Exercise objective :: Copy the data that follows exactly. Include no pictures.

::::::::::

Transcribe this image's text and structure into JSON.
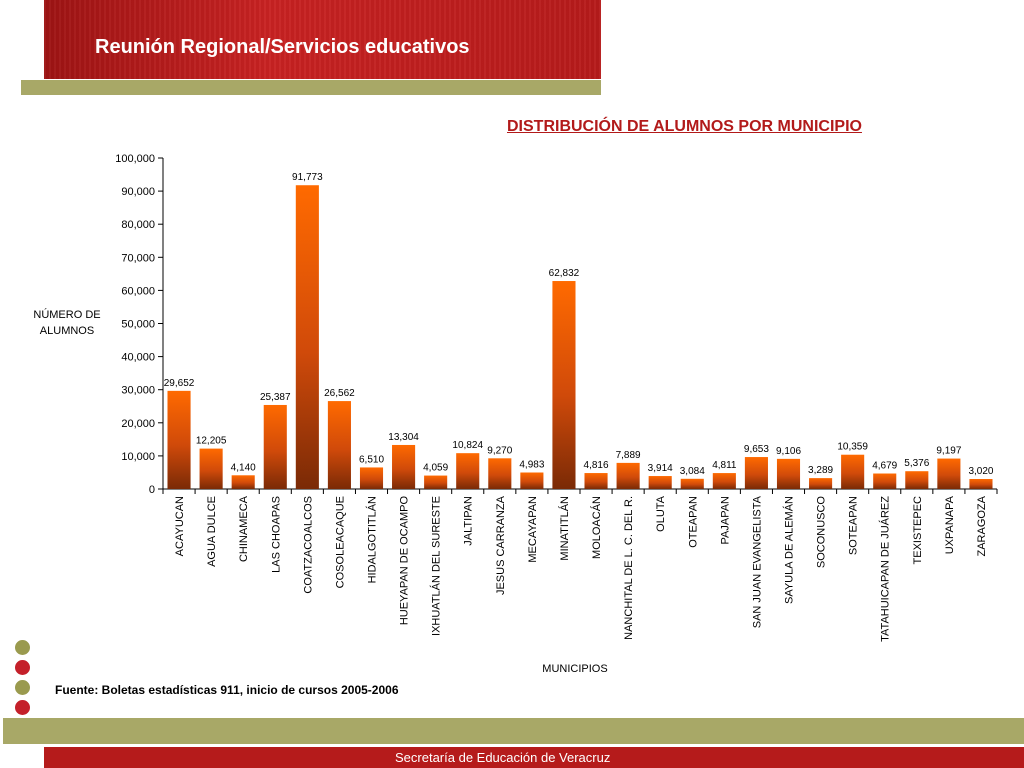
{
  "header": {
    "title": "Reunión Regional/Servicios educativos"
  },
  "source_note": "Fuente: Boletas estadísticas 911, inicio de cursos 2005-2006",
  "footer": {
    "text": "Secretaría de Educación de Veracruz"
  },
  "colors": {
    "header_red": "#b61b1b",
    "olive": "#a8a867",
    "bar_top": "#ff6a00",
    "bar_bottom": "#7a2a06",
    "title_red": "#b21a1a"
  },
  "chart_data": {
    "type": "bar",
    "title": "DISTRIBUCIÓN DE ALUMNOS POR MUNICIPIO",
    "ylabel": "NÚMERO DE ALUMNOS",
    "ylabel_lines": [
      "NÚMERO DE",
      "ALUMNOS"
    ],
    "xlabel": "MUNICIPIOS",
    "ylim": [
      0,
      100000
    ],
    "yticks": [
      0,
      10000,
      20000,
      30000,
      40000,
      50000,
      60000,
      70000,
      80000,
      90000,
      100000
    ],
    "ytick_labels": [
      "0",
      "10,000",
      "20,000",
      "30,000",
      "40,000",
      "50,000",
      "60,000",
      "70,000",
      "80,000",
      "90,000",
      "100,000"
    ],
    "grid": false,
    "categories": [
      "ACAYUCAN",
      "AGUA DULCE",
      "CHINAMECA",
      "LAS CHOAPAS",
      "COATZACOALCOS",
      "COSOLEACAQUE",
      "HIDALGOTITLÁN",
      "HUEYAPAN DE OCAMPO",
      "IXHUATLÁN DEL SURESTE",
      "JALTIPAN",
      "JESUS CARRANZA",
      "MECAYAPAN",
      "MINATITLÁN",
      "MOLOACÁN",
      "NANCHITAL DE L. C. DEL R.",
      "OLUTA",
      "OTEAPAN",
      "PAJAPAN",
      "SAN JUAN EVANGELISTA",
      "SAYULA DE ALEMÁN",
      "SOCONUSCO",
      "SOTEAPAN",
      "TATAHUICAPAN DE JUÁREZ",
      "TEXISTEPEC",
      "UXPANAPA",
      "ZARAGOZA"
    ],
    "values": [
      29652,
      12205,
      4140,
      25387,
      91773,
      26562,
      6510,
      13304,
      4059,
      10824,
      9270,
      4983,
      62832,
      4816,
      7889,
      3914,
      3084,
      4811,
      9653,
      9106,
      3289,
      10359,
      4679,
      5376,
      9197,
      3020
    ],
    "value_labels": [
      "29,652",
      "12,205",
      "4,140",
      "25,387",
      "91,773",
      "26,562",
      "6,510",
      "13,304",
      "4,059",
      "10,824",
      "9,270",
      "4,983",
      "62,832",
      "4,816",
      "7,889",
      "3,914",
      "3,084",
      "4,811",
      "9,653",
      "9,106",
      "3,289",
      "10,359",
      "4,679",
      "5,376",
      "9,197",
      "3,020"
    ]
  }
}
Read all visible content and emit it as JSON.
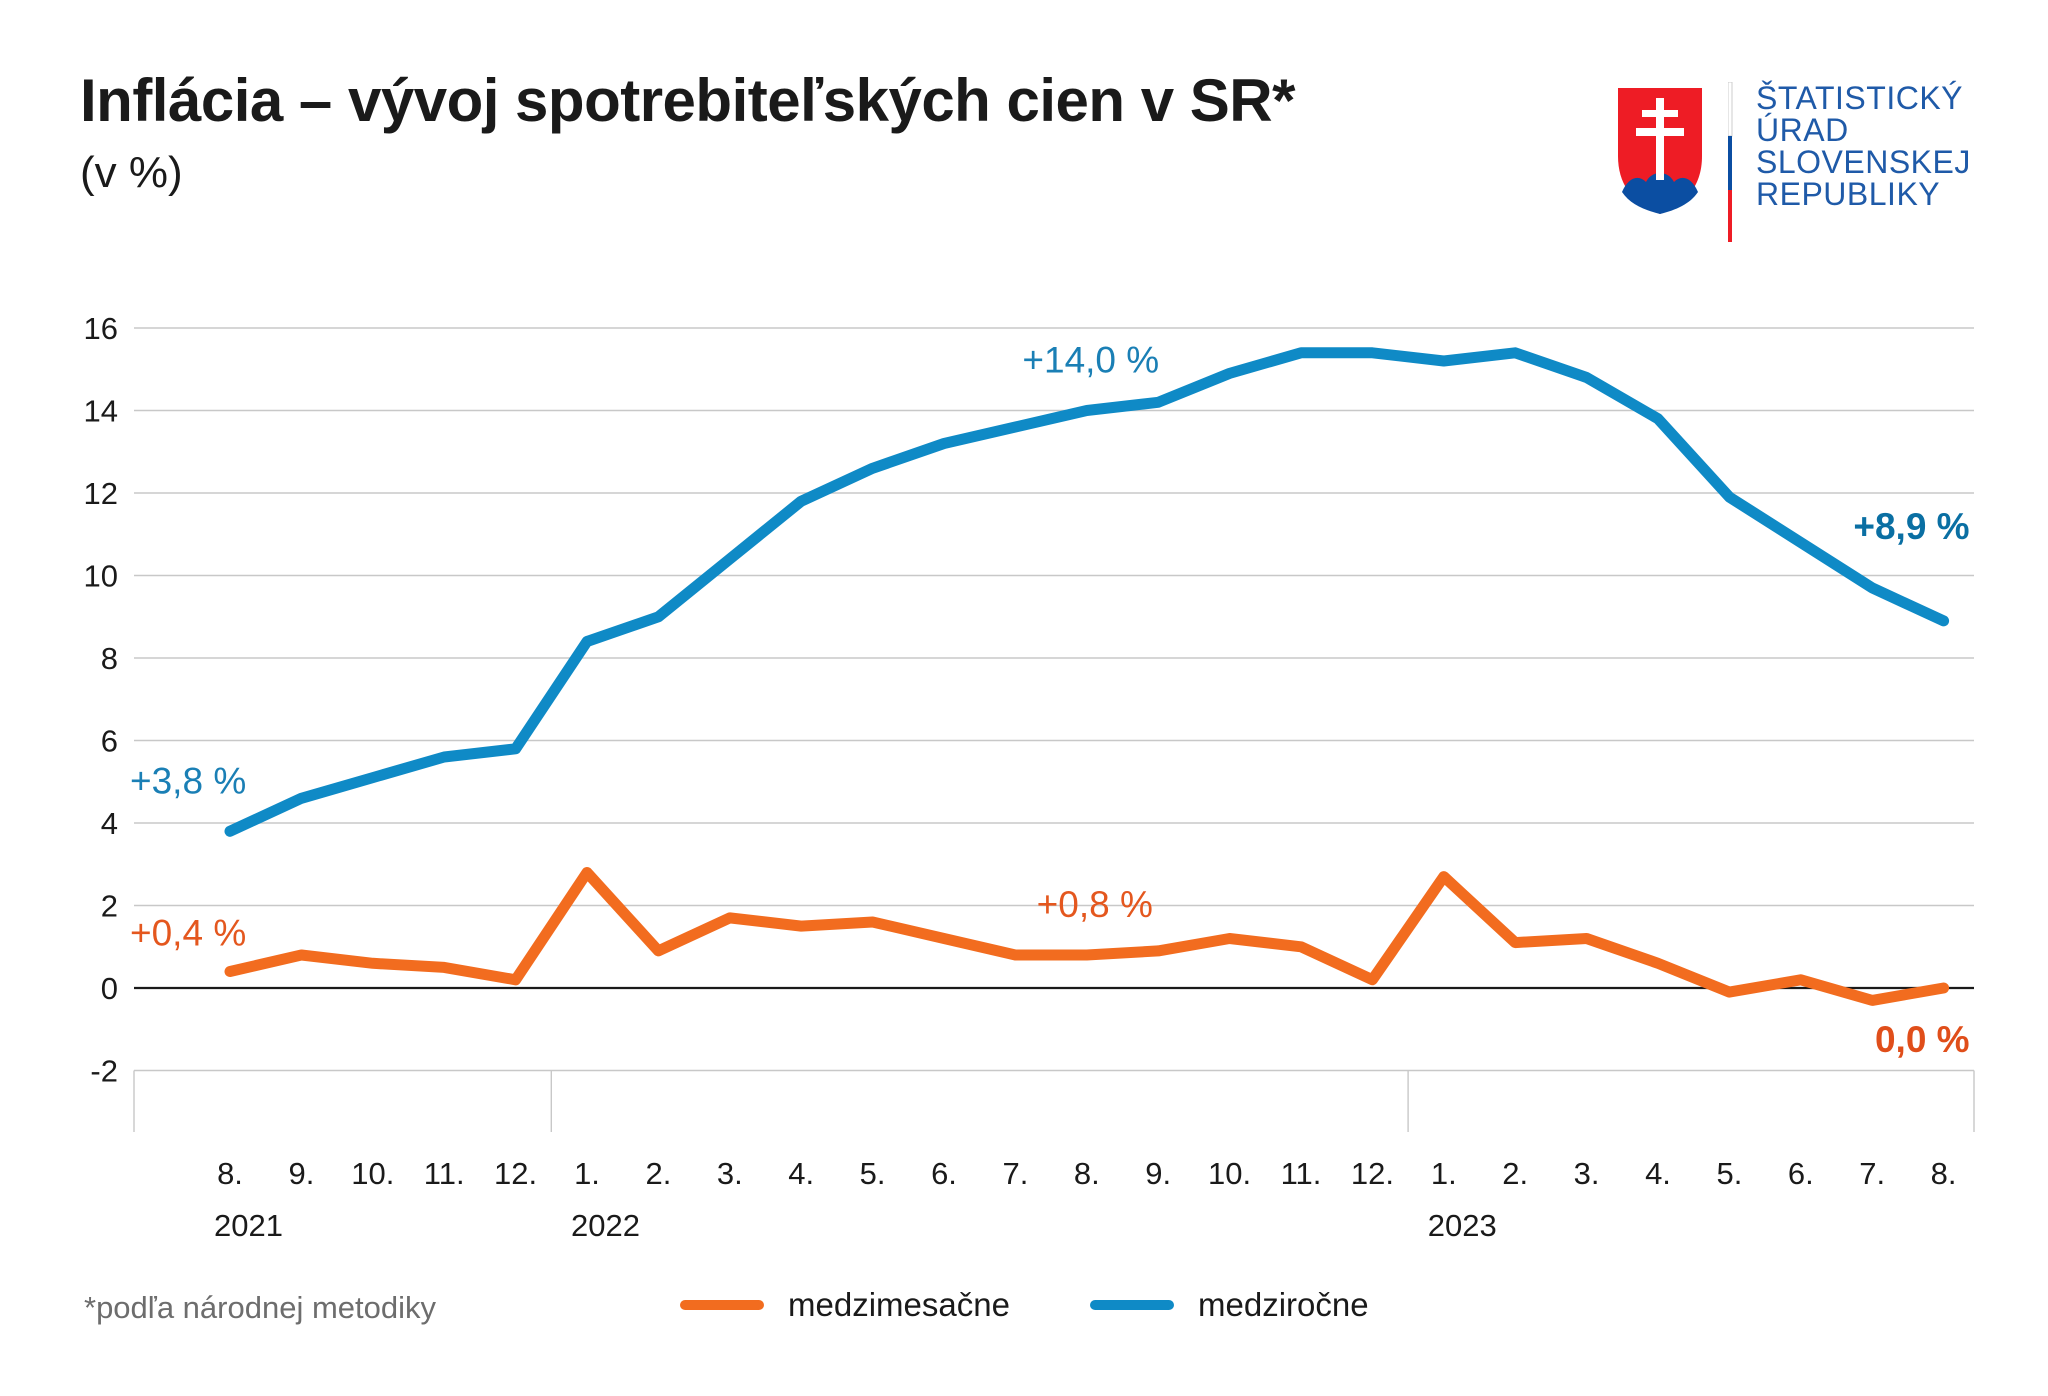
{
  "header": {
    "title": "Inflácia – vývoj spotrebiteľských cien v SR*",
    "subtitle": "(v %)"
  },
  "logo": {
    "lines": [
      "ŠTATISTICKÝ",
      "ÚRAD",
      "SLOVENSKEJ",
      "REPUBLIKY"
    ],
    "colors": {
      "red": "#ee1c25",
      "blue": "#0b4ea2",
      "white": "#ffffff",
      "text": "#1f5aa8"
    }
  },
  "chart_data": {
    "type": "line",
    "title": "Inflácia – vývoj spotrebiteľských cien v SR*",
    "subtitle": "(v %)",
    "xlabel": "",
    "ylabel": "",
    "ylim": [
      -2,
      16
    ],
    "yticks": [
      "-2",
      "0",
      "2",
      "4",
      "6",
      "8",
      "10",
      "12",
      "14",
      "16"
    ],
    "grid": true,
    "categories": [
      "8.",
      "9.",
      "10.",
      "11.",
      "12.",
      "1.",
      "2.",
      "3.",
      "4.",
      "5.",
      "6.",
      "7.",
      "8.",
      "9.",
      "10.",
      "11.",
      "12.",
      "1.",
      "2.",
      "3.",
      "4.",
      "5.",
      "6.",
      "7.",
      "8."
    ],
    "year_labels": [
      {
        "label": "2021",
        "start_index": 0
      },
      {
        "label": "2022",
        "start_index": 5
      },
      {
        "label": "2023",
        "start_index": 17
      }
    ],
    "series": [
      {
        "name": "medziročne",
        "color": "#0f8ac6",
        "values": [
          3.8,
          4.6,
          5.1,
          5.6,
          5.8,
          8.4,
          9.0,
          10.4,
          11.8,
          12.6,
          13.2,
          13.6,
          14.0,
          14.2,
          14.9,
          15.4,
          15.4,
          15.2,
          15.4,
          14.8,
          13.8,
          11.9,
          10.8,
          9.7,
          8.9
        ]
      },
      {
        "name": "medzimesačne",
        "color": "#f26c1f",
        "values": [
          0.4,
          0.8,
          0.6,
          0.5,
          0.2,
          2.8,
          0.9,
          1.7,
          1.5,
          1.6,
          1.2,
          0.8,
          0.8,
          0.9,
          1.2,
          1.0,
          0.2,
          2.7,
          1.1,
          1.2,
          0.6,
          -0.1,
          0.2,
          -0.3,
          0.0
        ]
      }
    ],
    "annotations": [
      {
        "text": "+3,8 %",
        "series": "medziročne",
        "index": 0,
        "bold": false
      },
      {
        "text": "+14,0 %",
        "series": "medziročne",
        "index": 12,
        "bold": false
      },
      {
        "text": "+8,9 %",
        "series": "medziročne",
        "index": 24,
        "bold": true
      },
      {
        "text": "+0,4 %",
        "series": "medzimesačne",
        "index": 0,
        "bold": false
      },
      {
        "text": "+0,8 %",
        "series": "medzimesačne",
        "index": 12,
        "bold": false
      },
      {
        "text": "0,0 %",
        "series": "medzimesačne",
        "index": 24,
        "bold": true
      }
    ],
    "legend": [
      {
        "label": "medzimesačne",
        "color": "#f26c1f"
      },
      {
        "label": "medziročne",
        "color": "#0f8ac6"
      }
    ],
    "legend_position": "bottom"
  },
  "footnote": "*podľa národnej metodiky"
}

::::::::::

Expected answer ::
Transcribe this image's text and structure into JSON.
{
  "header": {
    "title": "Reunión Regional/Servicios educativos"
  },
  "source_note": "Fuente: Boletas estadísticas 911, inicio de cursos 2005-2006",
  "footer": {
    "text": "Secretaría de Educación de Veracruz"
  },
  "colors": {
    "header_red": "#b61b1b",
    "olive": "#a8a867",
    "bar_top": "#ff6a00",
    "bar_bottom": "#7a2a06",
    "title_red": "#b21a1a"
  },
  "chart_data": {
    "type": "bar",
    "title": "DISTRIBUCIÓN DE ALUMNOS POR MUNICIPIO",
    "ylabel": "NÚMERO DE ALUMNOS",
    "ylabel_lines": [
      "NÚMERO DE",
      "ALUMNOS"
    ],
    "xlabel": "MUNICIPIOS",
    "ylim": [
      0,
      100000
    ],
    "yticks": [
      0,
      10000,
      20000,
      30000,
      40000,
      50000,
      60000,
      70000,
      80000,
      90000,
      100000
    ],
    "ytick_labels": [
      "0",
      "10,000",
      "20,000",
      "30,000",
      "40,000",
      "50,000",
      "60,000",
      "70,000",
      "80,000",
      "90,000",
      "100,000"
    ],
    "grid": false,
    "categories": [
      "ACAYUCAN",
      "AGUA DULCE",
      "CHINAMECA",
      "LAS CHOAPAS",
      "COATZACOALCOS",
      "COSOLEACAQUE",
      "HIDALGOTITLÁN",
      "HUEYAPAN DE OCAMPO",
      "IXHUATLÁN DEL SURESTE",
      "JALTIPAN",
      "JESUS CARRANZA",
      "MECAYAPAN",
      "MINATITLÁN",
      "MOLOACÁN",
      "NANCHITAL DE L. C. DEL R.",
      "OLUTA",
      "OTEAPAN",
      "PAJAPAN",
      "SAN JUAN EVANGELISTA",
      "SAYULA DE ALEMÁN",
      "SOCONUSCO",
      "SOTEAPAN",
      "TATAHUICAPAN DE JUÁREZ",
      "TEXISTEPEC",
      "UXPANAPA",
      "ZARAGOZA"
    ],
    "values": [
      29652,
      12205,
      4140,
      25387,
      91773,
      26562,
      6510,
      13304,
      4059,
      10824,
      9270,
      4983,
      62832,
      4816,
      7889,
      3914,
      3084,
      4811,
      9653,
      9106,
      3289,
      10359,
      4679,
      5376,
      9197,
      3020
    ],
    "value_labels": [
      "29,652",
      "12,205",
      "4,140",
      "25,387",
      "91,773",
      "26,562",
      "6,510",
      "13,304",
      "4,059",
      "10,824",
      "9,270",
      "4,983",
      "62,832",
      "4,816",
      "7,889",
      "3,914",
      "3,084",
      "4,811",
      "9,653",
      "9,106",
      "3,289",
      "10,359",
      "4,679",
      "5,376",
      "9,197",
      "3,020"
    ]
  }
}
Read all visible content and emit it as JSON.
{
  "header": {
    "title": "Inflácia – vývoj spotrebiteľských cien v SR*",
    "subtitle": "(v %)"
  },
  "logo": {
    "lines": [
      "ŠTATISTICKÝ",
      "ÚRAD",
      "SLOVENSKEJ",
      "REPUBLIKY"
    ],
    "colors": {
      "red": "#ee1c25",
      "blue": "#0b4ea2",
      "white": "#ffffff",
      "text": "#1f5aa8"
    }
  },
  "chart_data": {
    "type": "line",
    "title": "Inflácia – vývoj spotrebiteľských cien v SR*",
    "subtitle": "(v %)",
    "xlabel": "",
    "ylabel": "",
    "ylim": [
      -2,
      16
    ],
    "yticks": [
      "-2",
      "0",
      "2",
      "4",
      "6",
      "8",
      "10",
      "12",
      "14",
      "16"
    ],
    "grid": true,
    "categories": [
      "8.",
      "9.",
      "10.",
      "11.",
      "12.",
      "1.",
      "2.",
      "3.",
      "4.",
      "5.",
      "6.",
      "7.",
      "8.",
      "9.",
      "10.",
      "11.",
      "12.",
      "1.",
      "2.",
      "3.",
      "4.",
      "5.",
      "6.",
      "7.",
      "8."
    ],
    "year_labels": [
      {
        "label": "2021",
        "start_index": 0
      },
      {
        "label": "2022",
        "start_index": 5
      },
      {
        "label": "2023",
        "start_index": 17
      }
    ],
    "series": [
      {
        "name": "medziročne",
        "color": "#0f8ac6",
        "values": [
          3.8,
          4.6,
          5.1,
          5.6,
          5.8,
          8.4,
          9.0,
          10.4,
          11.8,
          12.6,
          13.2,
          13.6,
          14.0,
          14.2,
          14.9,
          15.4,
          15.4,
          15.2,
          15.4,
          14.8,
          13.8,
          11.9,
          10.8,
          9.7,
          8.9
        ]
      },
      {
        "name": "medzimesačne",
        "color": "#f26c1f",
        "values": [
          0.4,
          0.8,
          0.6,
          0.5,
          0.2,
          2.8,
          0.9,
          1.7,
          1.5,
          1.6,
          1.2,
          0.8,
          0.8,
          0.9,
          1.2,
          1.0,
          0.2,
          2.7,
          1.1,
          1.2,
          0.6,
          -0.1,
          0.2,
          -0.3,
          0.0
        ]
      }
    ],
    "annotations": [
      {
        "text": "+3,8 %",
        "series": "medziročne",
        "index": 0,
        "bold": false
      },
      {
        "text": "+14,0 %",
        "series": "medziročne",
        "index": 12,
        "bold": false
      },
      {
        "text": "+8,9 %",
        "series": "medziročne",
        "index": 24,
        "bold": true
      },
      {
        "text": "+0,4 %",
        "series": "medzimesačne",
        "index": 0,
        "bold": false
      },
      {
        "text": "+0,8 %",
        "series": "medzimesačne",
        "index": 12,
        "bold": false
      },
      {
        "text": "0,0 %",
        "series": "medzimesačne",
        "index": 24,
        "bold": true
      }
    ],
    "legend": [
      {
        "label": "medzimesačne",
        "color": "#f26c1f"
      },
      {
        "label": "medziročne",
        "color": "#0f8ac6"
      }
    ],
    "legend_position": "bottom"
  },
  "footnote": "*podľa národnej metodiky"
}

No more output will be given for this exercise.